▶ _To do_: Reproduce all entries word for word.

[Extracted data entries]

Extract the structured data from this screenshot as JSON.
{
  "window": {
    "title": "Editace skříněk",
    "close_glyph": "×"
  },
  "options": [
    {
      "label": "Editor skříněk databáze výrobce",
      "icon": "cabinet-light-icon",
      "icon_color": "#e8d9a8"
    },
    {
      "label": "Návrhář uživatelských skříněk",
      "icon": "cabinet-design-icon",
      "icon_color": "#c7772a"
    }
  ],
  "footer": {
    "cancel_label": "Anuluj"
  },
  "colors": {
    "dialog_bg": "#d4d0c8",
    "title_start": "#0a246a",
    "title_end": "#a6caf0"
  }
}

▶ _Exercise solution_:
Extract the structured data from this screenshot as JSON.
{
  "window": {
    "title": "Editace skříněk",
    "close_glyph": "×"
  },
  "options": [
    {
      "label": "Editor skříněk databáze výrobce",
      "icon": "cabinet-light-icon",
      "icon_color": "#e8d9a8"
    },
    {
      "label": "Návrhář uživatelských skříněk",
      "icon": "cabinet-design-icon",
      "icon_color": "#c7772a"
    }
  ],
  "footer": {
    "cancel_label": "Anuluj"
  },
  "colors": {
    "dialog_bg": "#d4d0c8",
    "title_start": "#0a246a",
    "title_end": "#a6caf0"
  }
}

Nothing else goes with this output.